• **SHORT TASK**
Transcribe all of the material exactly, except for its pictures.

• **DATA PROVIDED**
START

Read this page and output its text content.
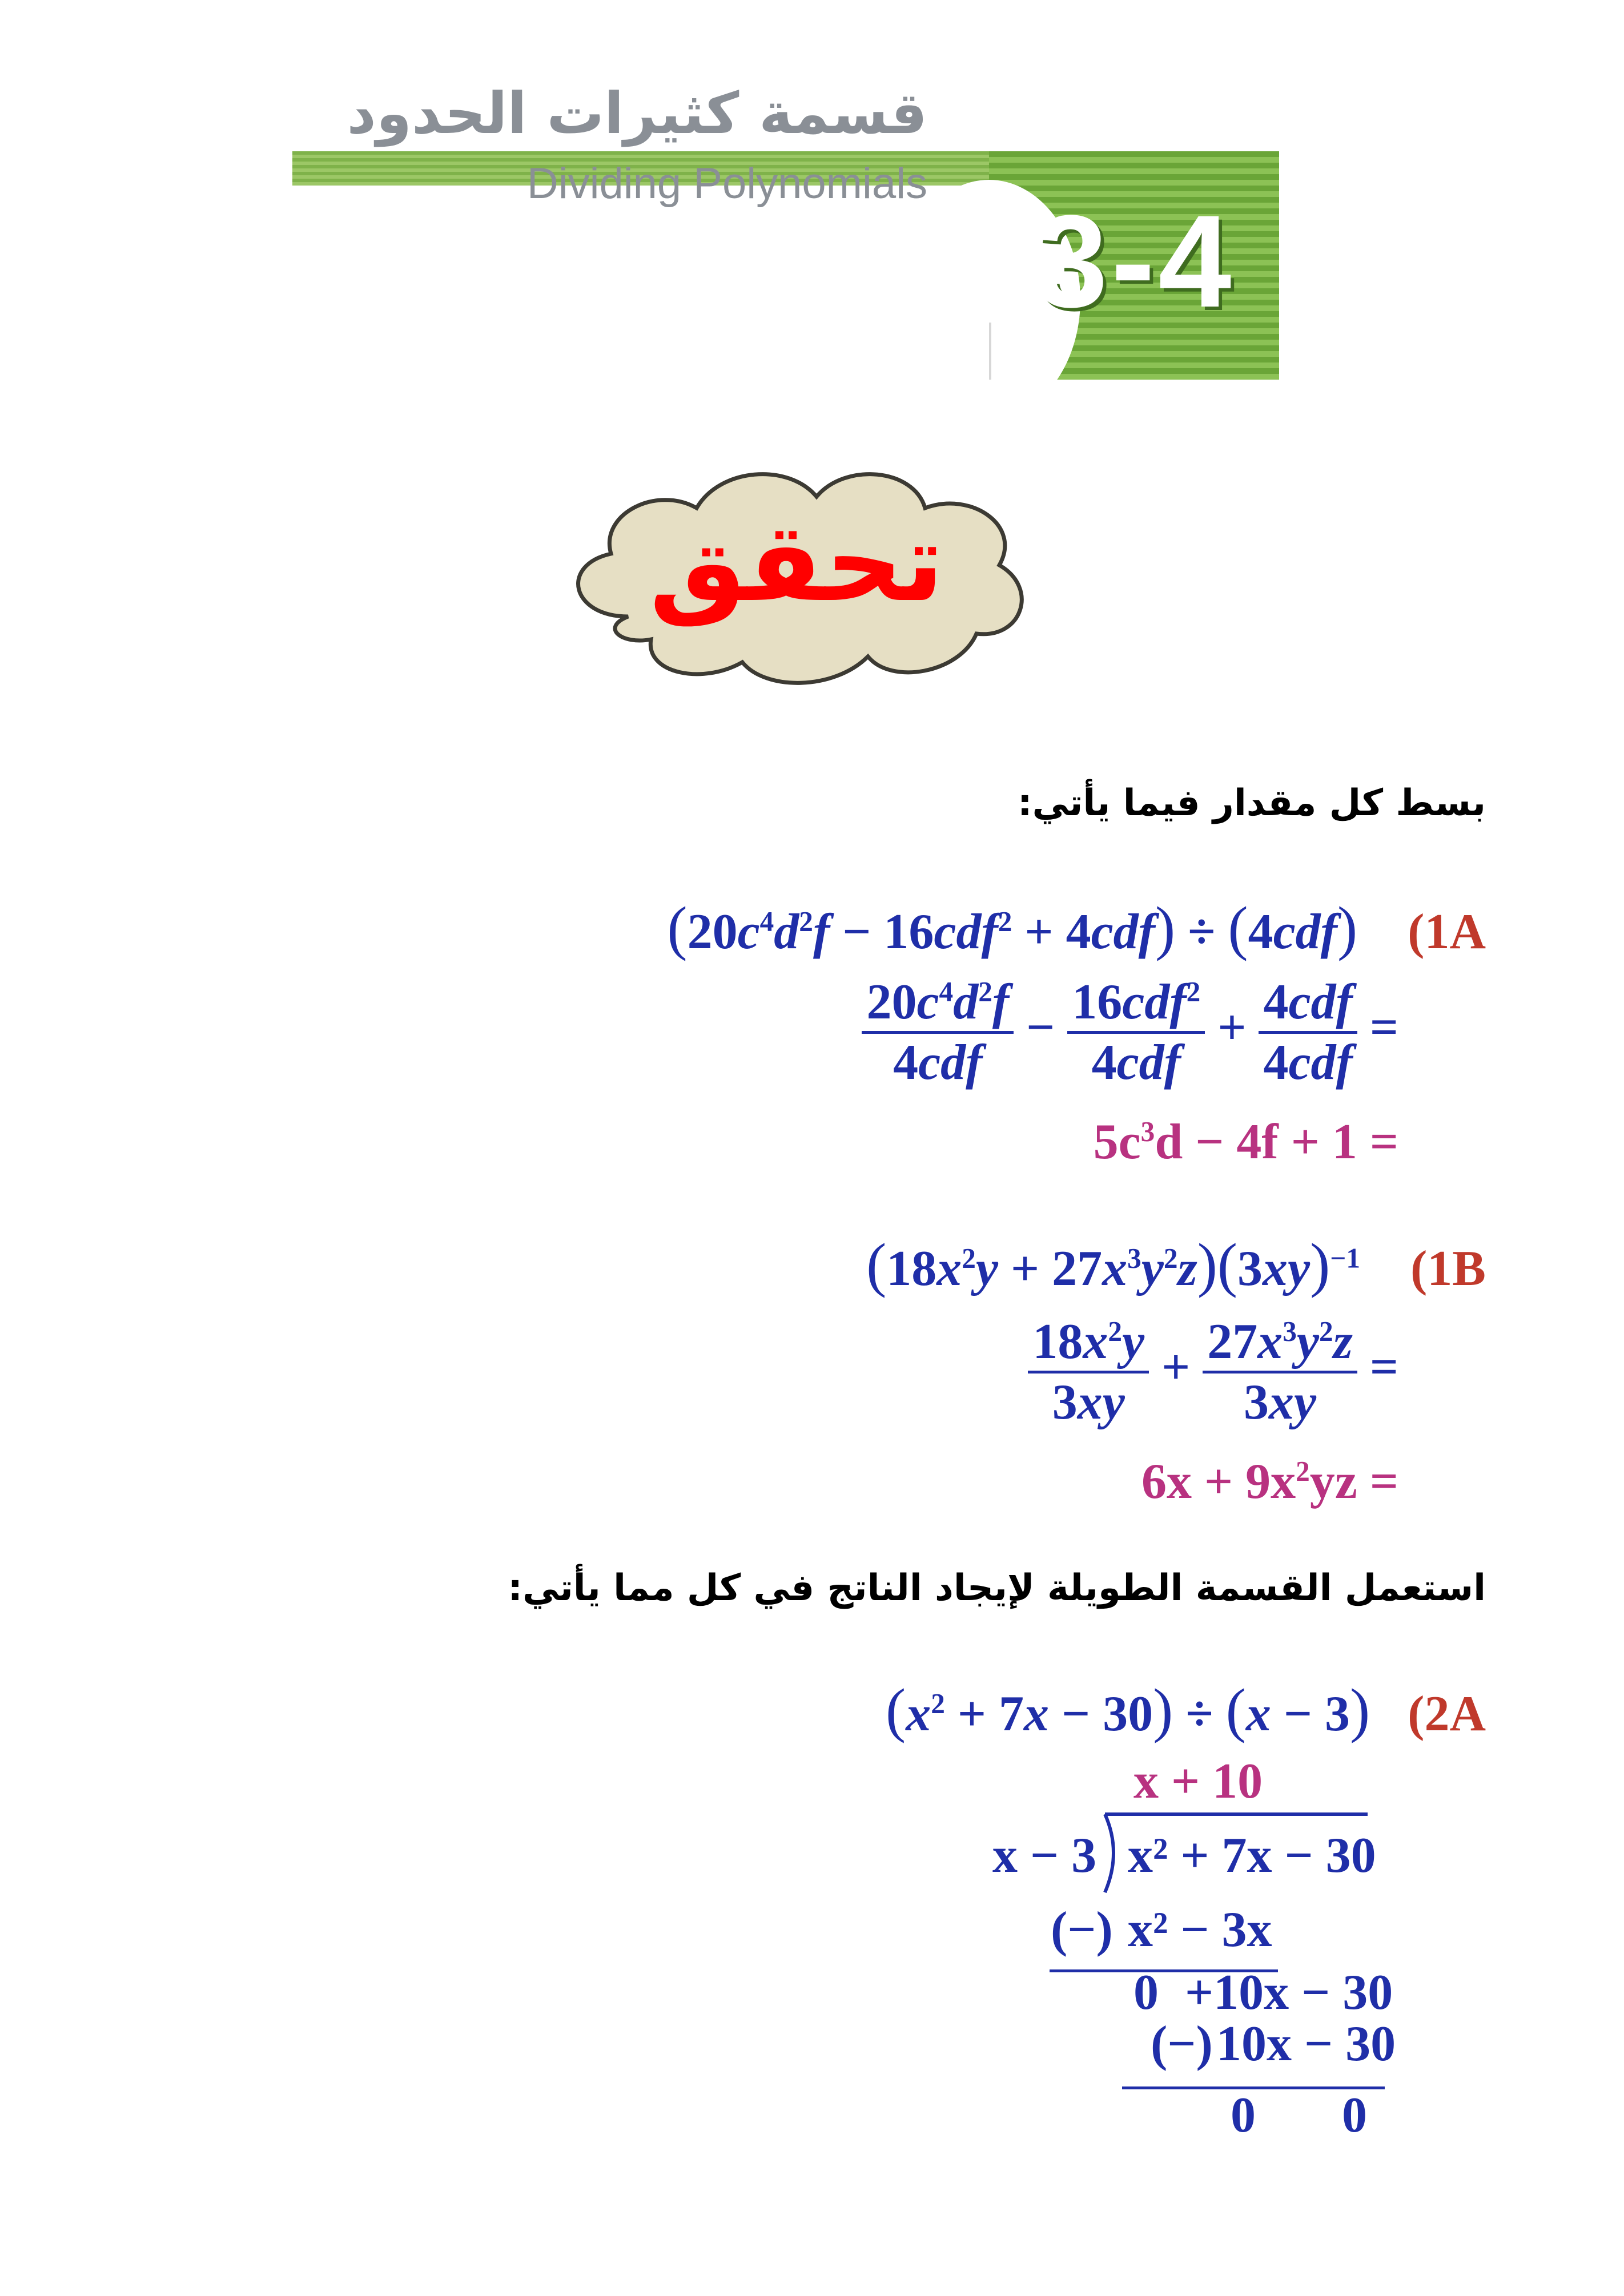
3-4
قسمة كثيرات الحدود
Dividing Polynomials
تحقق
بسط كل مقدار فيما يأتي:
$(20c^4d^2f - 16cdf^2 + 4cdf) \div (4cdf)$ (1A
$\frac{20c^4d^2f}{\text{4cdf}} - \frac{16cdf^2}{\text{4cdf}} + \frac{\text{4cdf}}{\text{4cdf}}$ =
$5c^3d - 4f + 1$ =
$(18x^2y + 27x^3y^2z)(3xy)^{-1}$ (1B
$\frac{18x^2y}{3xy} + \frac{27x^3y^2z}{3xy}$ =
$6x + 9x^2yz$ =
استعمل القسمة الطويلة لإيجاد الناتج في كل مما يأتي:
$(x^2 + 7x - 30) \div (x - 3)$ (2A
x + 10
x − 3 x² + 7x − 30
(−) x² − 3x
0 +10x − 30
(−) 10x − 30
0 0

END

• **WRITTEN RESPONSE**
Read this page and output its text content.
3-4
قسمة كثيرات الحدود
Dividing Polynomials
تحقق
بسط كل مقدار فيما يأتي:
$(20c^4d^2f - 16cdf^2 + 4cdf) \div (4cdf)$ (1A
$\frac{20c^4d^2f}{\text{4cdf}} - \frac{16cdf^2}{\text{4cdf}} + \frac{\text{4cdf}}{\text{4cdf}}$ =
$5c^3d - 4f + 1$ =
$(18x^2y + 27x^3y^2z)(3xy)^{-1}$ (1B
$\frac{18x^2y}{3xy} + \frac{27x^3y^2z}{3xy}$ =
$6x + 9x^2yz$ =
استعمل القسمة الطويلة لإيجاد الناتج في كل مما يأتي:
$(x^2 + 7x - 30) \div (x - 3)$ (2A
x + 10
x − 3 x² + 7x − 30
(−) x² − 3x
0 +10x − 30
(−) 10x − 30
0 0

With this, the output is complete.